DIRECTION: Search the material for "Knowledge" and show all lines that contain it.

- - - - - - -

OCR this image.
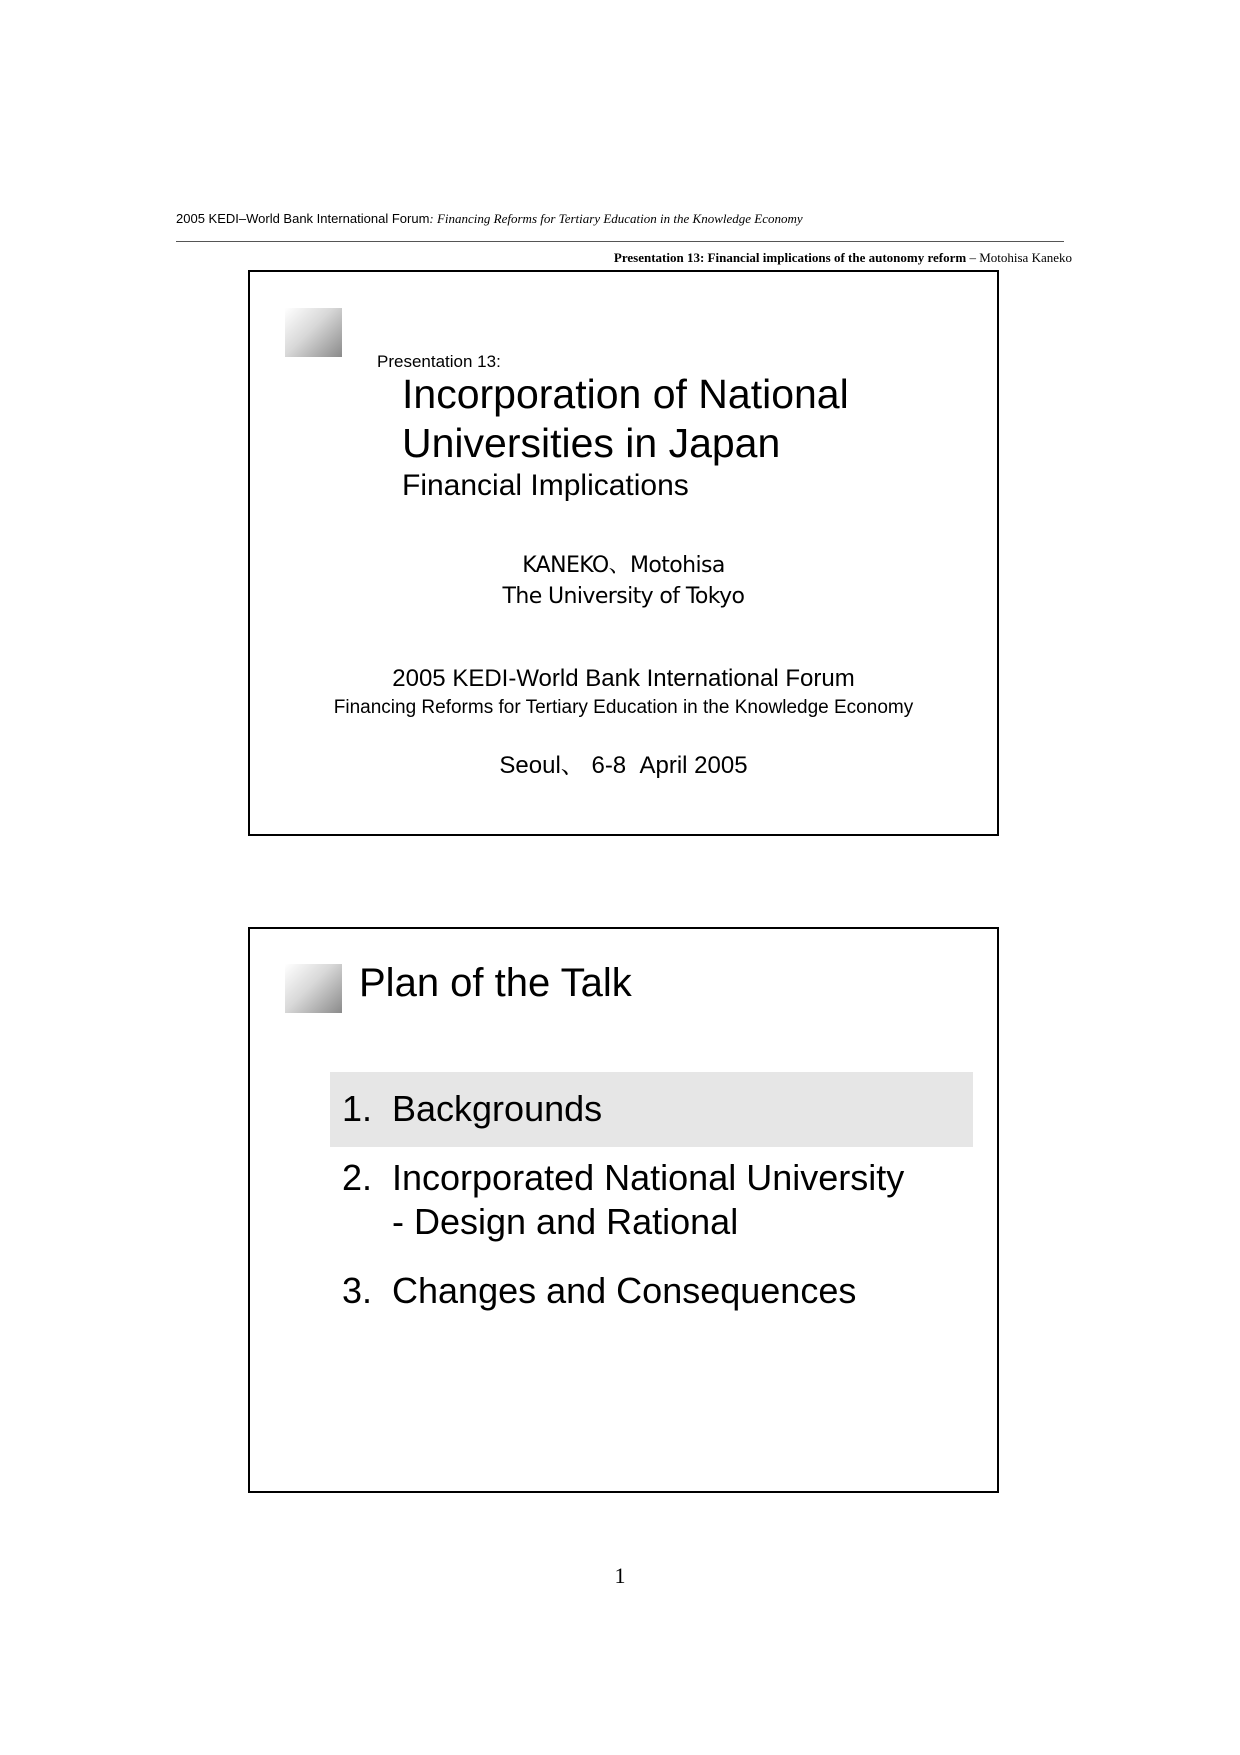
2005 KEDI–World Bank International Forum: Financing Reforms for Tertiary Education in the Knowledge Economy
Presentation 13: Financial implications of the autonomy reform – Motohisa Kaneko
Presentation 13:
Incorporation of National
Universities in Japan
Financial Implications
KANEKO、Motohisa
The University of Tokyo
2005 KEDI-World Bank International Forum
Financing Reforms for Tertiary Education in the Knowledge Economy
Seoul、 6-8  April 2005
Plan of the Talk
1. Backgrounds
2. Incorporated National University
- Design and Rational
3. Changes and Consequences
1
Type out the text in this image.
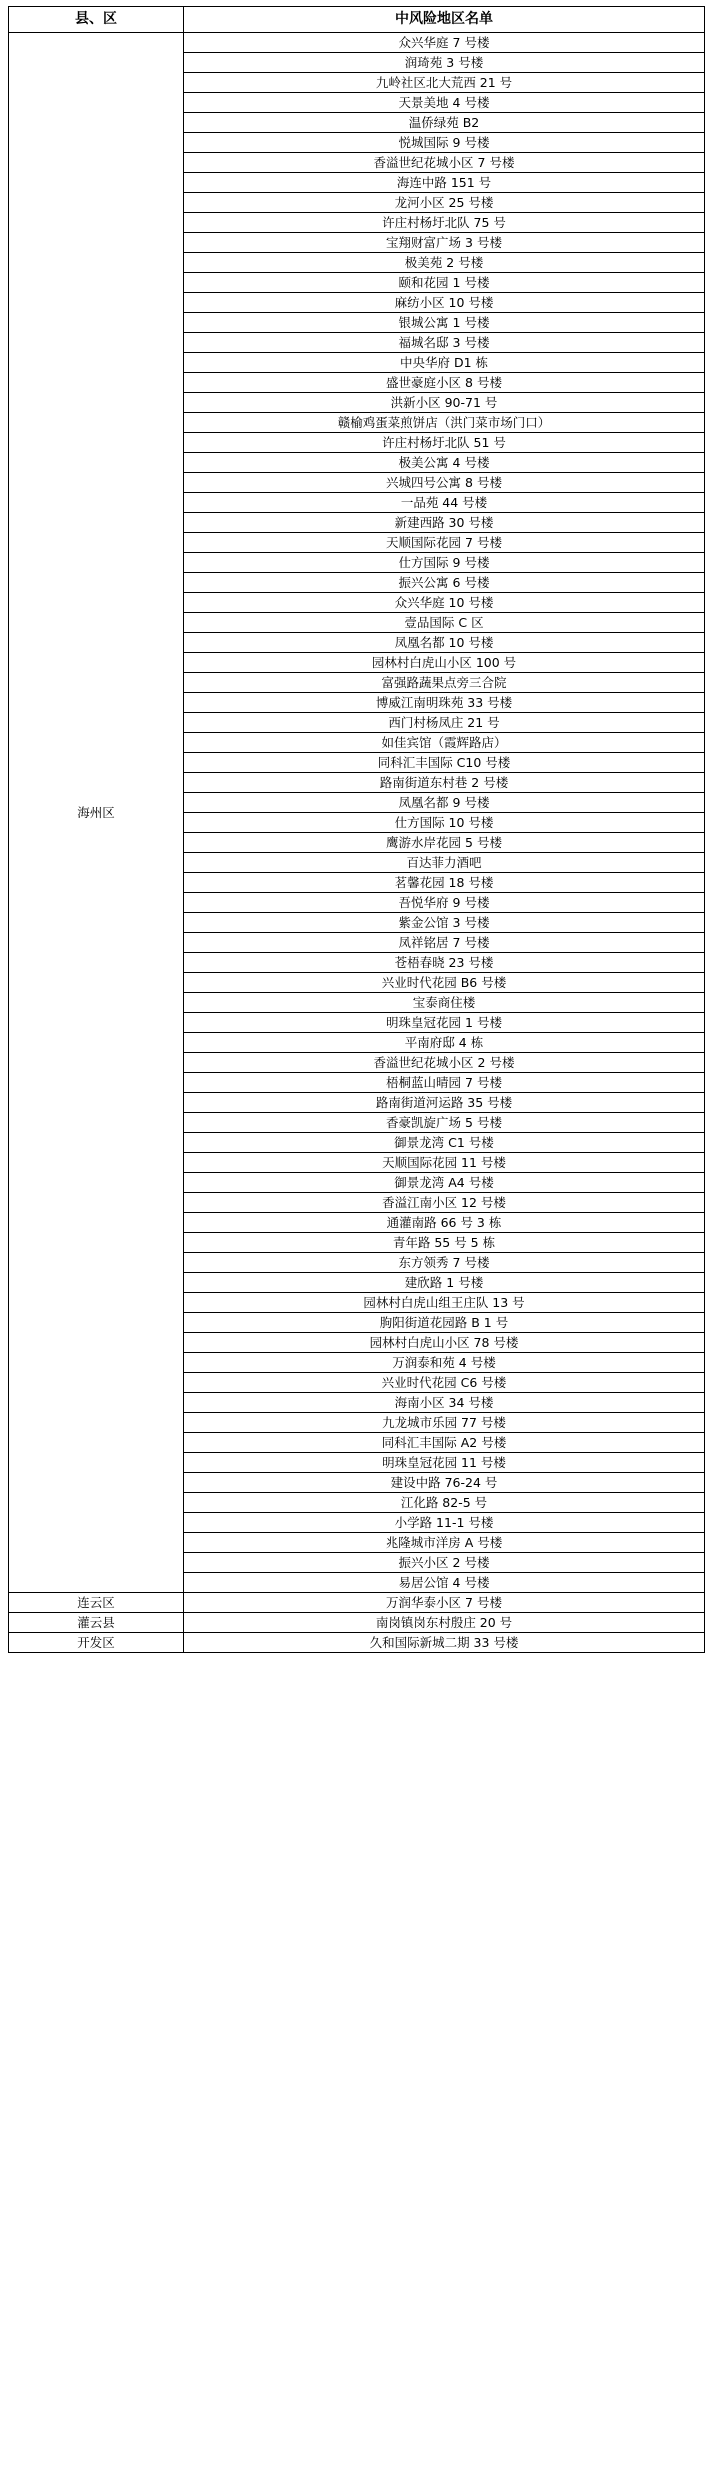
县、区	中风险地区名单
海州区	众兴华庭 7 号楼
	润琦苑 3 号楼
	九岭社区北大荒西 21 号
	天景美地 4 号楼
	温侨绿苑 B2
	悦城国际 9 号楼
	香溢世纪花城小区 7 号楼
	海连中路 151 号
	龙河小区 25 号楼
	许庄村杨圩北队 75 号
	宝翔财富广场 3 号楼
	极美苑 2 号楼
	颐和花园 1 号楼
	麻纺小区 10 号楼
	银城公寓 1 号楼
	福城名邸 3 号楼
	中央华府 D1 栋
	盛世豪庭小区 8 号楼
	洪新小区 90-71 号
	赣榆鸡蛋菜煎饼店（洪门菜市场门口）
	许庄村杨圩北队 51 号
	极美公寓 4 号楼
	兴城四号公寓 8 号楼
	一品苑 44 号楼
	新建西路 30 号楼
	天顺国际花园 7 号楼
	仕方国际 9 号楼
	振兴公寓 6 号楼
	众兴华庭 10 号楼
	壹品国际 C 区
	凤凰名都 10 号楼
	园林村白虎山小区 100 号
	富强路蔬果点旁三合院
	博威江南明珠苑 33 号楼
	西门村杨凤庄 21 号
	如佳宾馆（霞辉路店）
	同科汇丰国际 C10 号楼
	路南街道东村巷 2 号楼
	凤凰名都 9 号楼
	仕方国际 10 号楼
	鹰游水岸花园 5 号楼
	百达菲力酒吧
	茗馨花园 18 号楼
	吾悦华府 9 号楼
	紫金公馆 3 号楼
	凤祥铭居 7 号楼
	苍梧春晓 23 号楼
	兴业时代花园 B6 号楼
	宝泰商住楼
	明珠皇冠花园 1 号楼
	平南府邸 4 栋
	香溢世纪花城小区 2 号楼
	梧桐蓝山晴园 7 号楼
	路南街道河运路 35 号楼
	香豪凯旋广场 5 号楼
	御景龙湾 C1 号楼
	天顺国际花园 11 号楼
	御景龙湾 A4 号楼
	香溢江南小区 12 号楼
	通灌南路 66 号 3 栋
	青年路 55 号 5 栋
	东方领秀 7 号楼
	建欣路 1 号楼
	园林村白虎山组王庄队 13 号
	朐阳街道花园路 B 1 号
	园林村白虎山小区 78 号楼
	万润泰和苑 4 号楼
	兴业时代花园 C6 号楼
	海南小区 34 号楼
	九龙城市乐园 77 号楼
	同科汇丰国际 A2 号楼
	明珠皇冠花园 11 号楼
	建设中路 76-24 号
	江化路 82-5 号
	小学路 11-1 号楼
	兆隆城市洋房 A 号楼
	振兴小区 2 号楼
	易居公馆 4 号楼
连云区	万润华泰小区 7 号楼
灌云县	南岗镇岗东村殷庄 20 号
开发区	久和国际新城二期 33 号楼
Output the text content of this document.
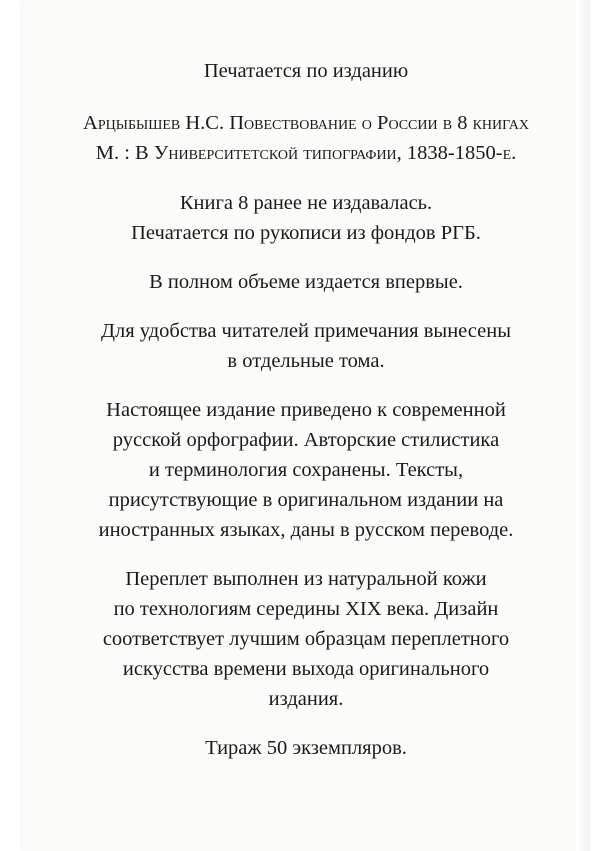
Печатается по изданию

Арцыбышев Н.С. Повествование о России в 8 книгах
М. : В Университетской типографии, 1838-1850-е.

Книга 8 ранее не издавалась.
Печатается по рукописи из фондов РГБ.

В полном объеме издается впервые.

Для удобства читателей примечания вынесены
в отдельные тома.

Настоящее издание приведено к современной
русской орфографии. Авторские стилистика
и терминология сохранены. Тексты,
присутствующие в оригинальном издании на
иностранных языках, даны в русском переводе.

Переплет выполнен из натуральной кожи
по технологиям середины XIX века. Дизайн
соответствует лучшим образцам переплетного
искусства времени выхода оригинального
издания.

Тираж 50 экземпляров.
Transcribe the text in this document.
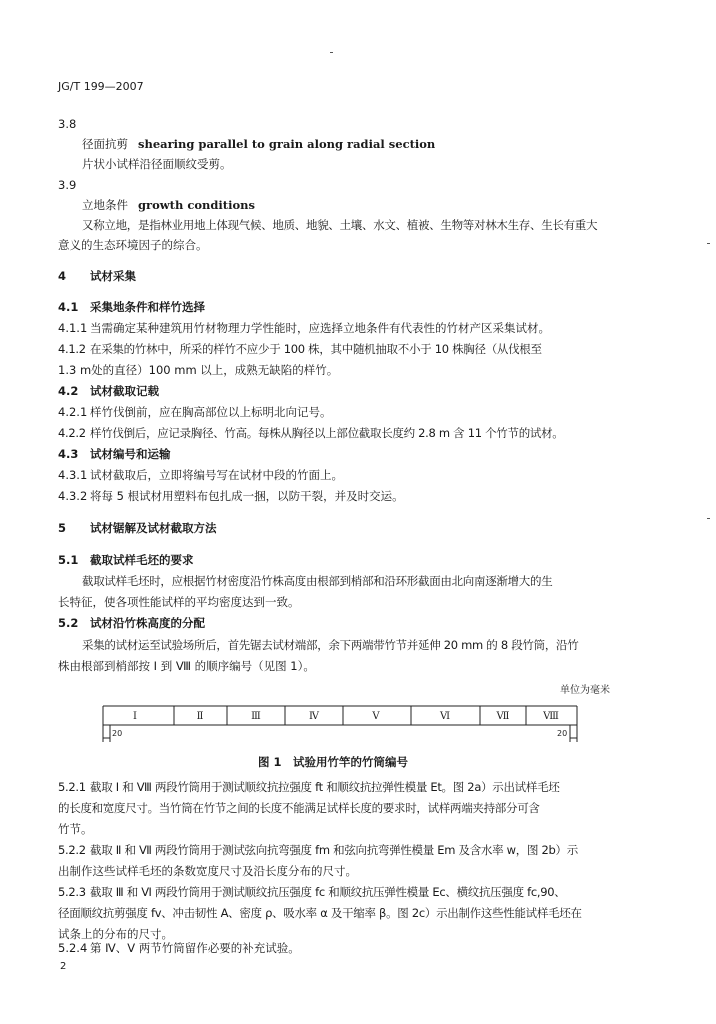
JG/T 199—2007
3.8
径面抗剪 shearing parallel to grain along radial section
片状小试样沿径面顺纹受剪。
3.9
立地条件 growth conditions
又称立地，是指林业用地上体现气候、地质、地貌、土壤、水文、植被、生物等对林木生存、生长有重大
意义的生态环境因子的综合。
4 试材采集
4.1 采集地条件和样竹选择
4.1.1 当需确定某种建筑用竹材物理力学性能时，应选择立地条件有代表性的竹材产区采集试材。
4.1.2 在采集的竹林中，所采的样竹不应少于 100 株，其中随机抽取不小于 10 株胸径（从伐根至
1.3 m处的直径）100 mm 以上，成熟无缺陷的样竹。
4.2 试材截取记载
4.2.1 样竹伐倒前，应在胸高部位以上标明北向记号。
4.2.2 样竹伐倒后，应记录胸径、竹高。每株从胸径以上部位截取长度约 2.8 m 含 11 个竹节的试材。
4.3 试材编号和运输
4.3.1 试材截取后，立即将编号写在试材中段的竹面上。
4.3.2 将每 5 根试材用塑料布包扎成一捆，以防干裂，并及时交运。
5 试材锯解及试材截取方法
5.1 截取试样毛坯的要求
截取试样毛坯时，应根据竹材密度沿竹株高度由根部到梢部和沿环形截面由北向南逐渐增大的生
长特征，使各项性能试样的平均密度达到一致。
5.2 试材沿竹株高度的分配
采集的试材运至试验场所后，首先锯去试材端部，余下两端带竹节并延伸 20 mm 的 8 段竹筒，沿竹
株由根部到梢部按 Ⅰ 到 Ⅷ 的顺序编号（见图 1）。
单位为毫米
Ⅰ	Ⅱ	Ⅲ	Ⅳ	Ⅴ	Ⅵ	Ⅶ	Ⅷ
20	20
图 1　试验用竹竿的竹筒编号
5.2.1 截取 Ⅰ 和 Ⅷ 两段竹筒用于测试顺纹抗拉强度 ft 和顺纹抗拉弹性模量 Et。图 2a）示出试样毛坯
的长度和宽度尺寸。当竹筒在竹节之间的长度不能满足试样长度的要求时，试样两端夹持部分可含
竹节。
5.2.2 截取 Ⅱ 和 Ⅶ 两段竹筒用于测试弦向抗弯强度 fm 和弦向抗弯弹性模量 Em 及含水率 w，图 2b）示
出制作这些试样毛坯的条数宽度尺寸及沿长度分布的尺寸。
5.2.3 截取 Ⅲ 和 Ⅵ 两段竹筒用于测试顺纹抗压强度 fc 和顺纹抗压弹性模量 Ec、横纹抗压强度 fc,90、
径面顺纹抗剪强度 fv、冲击韧性 A、密度 ρ、吸水率 α 及干缩率 β。图 2c）示出制作这些性能试样毛坯在
试条上的分布的尺寸。
5.2.4 第 Ⅳ、Ⅴ 两节竹筒留作必要的补充试验。
2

- - - - - - -

RESULT OF THIS EXERCISE:
2005 KEDI–World Bank International Forum: Financing Reforms for Tertiary Education in the Knowledge Economy
Financing Reforms for Tertiary Education in the Knowledge Economy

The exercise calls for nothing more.